Written tasks =
(a) In the passage on migration into Assam, in what year did the Assam Movement end?
(b) Translate this sentence from the passage on migration into Assam into Spanish: "It shows how the people outside the region do not know about the people from North East and are not even willing to learn."

Passage provided =

-----

Bangladesh was now an independent country. But, it did not stop the migration. It only increased, with the rising population in their home country, and lack of land or livelihood. Every year a typhoon or cyclone would ravages villages after villages in Bangladesh and a few months later, they would arrive in Assam, in hoards. At least, here, they had hopes for some food, some shelter.

But, for how long? As the population increased, it threatened to askew the balance. Gradually, the population of the migrants started to increase more than the local, indigenous population. It was a threat, and the local population reacted to it with violence. Beginning in late 1970s, it culminated into the student-led Assam Movement (of which the high-point was the massacre in Nellie), which reached its fruitless end in 1985, with the signing of the Assam Accord.

The issue was dealing with the illegal migrants. Politics, power-breaking and a very divisive law titled Illegal Migrants (Determination by Tribunal) Act (IMDT) made sure that the issue remained where it was. The real problem was ignored and swept under the carpet where it shimmered all these years, to be ignited by a political will or mob emotion.

4.
The attack on the people from the Northeast in cities like Pune and Bangalore, as a retaliation against the atrocities meted out to the Muslim brethren in Assam (or Myanmar) is ignorance at its worse. It shows how the people outside the region do not know about the people from North East and are not even willing to learn. Everyone with a tribal feature is not from Assam, or anti-Muslim.

-----

Excerpted data =
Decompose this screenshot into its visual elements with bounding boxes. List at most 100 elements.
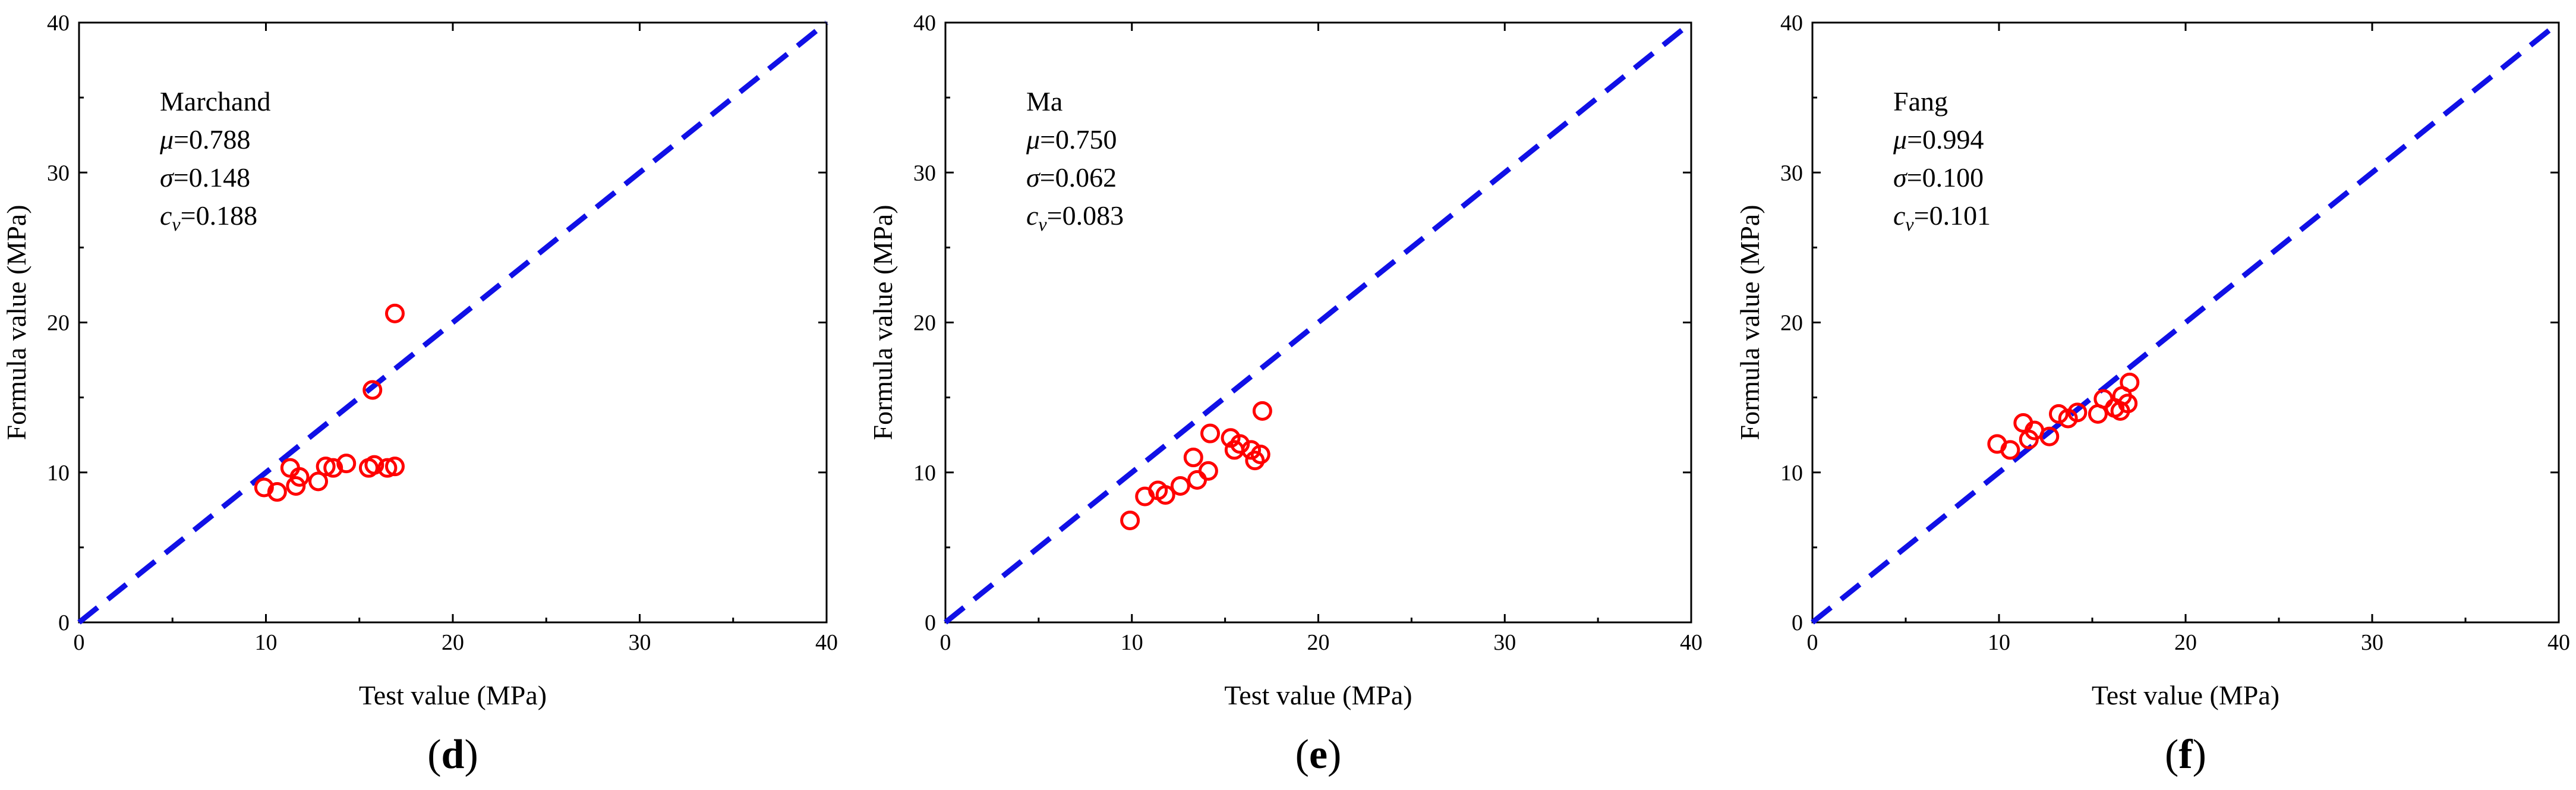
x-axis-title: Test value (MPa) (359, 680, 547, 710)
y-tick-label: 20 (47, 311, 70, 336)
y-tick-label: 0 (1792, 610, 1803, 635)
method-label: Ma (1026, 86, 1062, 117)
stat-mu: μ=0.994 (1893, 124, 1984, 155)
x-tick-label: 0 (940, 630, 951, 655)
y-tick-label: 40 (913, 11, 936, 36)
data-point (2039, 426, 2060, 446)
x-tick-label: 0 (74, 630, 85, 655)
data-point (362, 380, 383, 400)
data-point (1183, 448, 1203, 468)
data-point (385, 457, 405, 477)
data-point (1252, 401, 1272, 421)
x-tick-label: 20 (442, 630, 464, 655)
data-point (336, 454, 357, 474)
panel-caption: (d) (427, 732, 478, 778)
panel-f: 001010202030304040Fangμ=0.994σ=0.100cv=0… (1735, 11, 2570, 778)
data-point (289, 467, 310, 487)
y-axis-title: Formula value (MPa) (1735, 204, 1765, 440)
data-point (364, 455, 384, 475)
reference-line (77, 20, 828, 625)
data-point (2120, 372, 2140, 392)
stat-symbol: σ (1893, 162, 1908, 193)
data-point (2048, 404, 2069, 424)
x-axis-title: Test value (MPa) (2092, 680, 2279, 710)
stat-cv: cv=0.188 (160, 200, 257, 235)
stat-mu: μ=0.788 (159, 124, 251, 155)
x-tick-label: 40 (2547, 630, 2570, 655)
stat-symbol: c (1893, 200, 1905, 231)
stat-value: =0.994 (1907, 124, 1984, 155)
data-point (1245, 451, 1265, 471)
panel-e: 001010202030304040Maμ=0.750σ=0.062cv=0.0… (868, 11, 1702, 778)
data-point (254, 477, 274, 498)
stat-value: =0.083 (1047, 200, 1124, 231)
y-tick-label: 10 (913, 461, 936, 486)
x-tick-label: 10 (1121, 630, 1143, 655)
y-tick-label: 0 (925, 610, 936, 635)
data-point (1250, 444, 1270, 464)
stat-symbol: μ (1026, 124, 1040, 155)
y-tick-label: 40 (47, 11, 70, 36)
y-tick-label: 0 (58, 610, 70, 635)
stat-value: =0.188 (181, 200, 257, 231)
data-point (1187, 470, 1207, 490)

-----

Expected responses =
(a) 1985, when the Assam Accord was signed.

(b) Muestra cómo la gente de fuera de la región no conoce a la gente del Noreste y ni siquiera está dispuesta a aprender.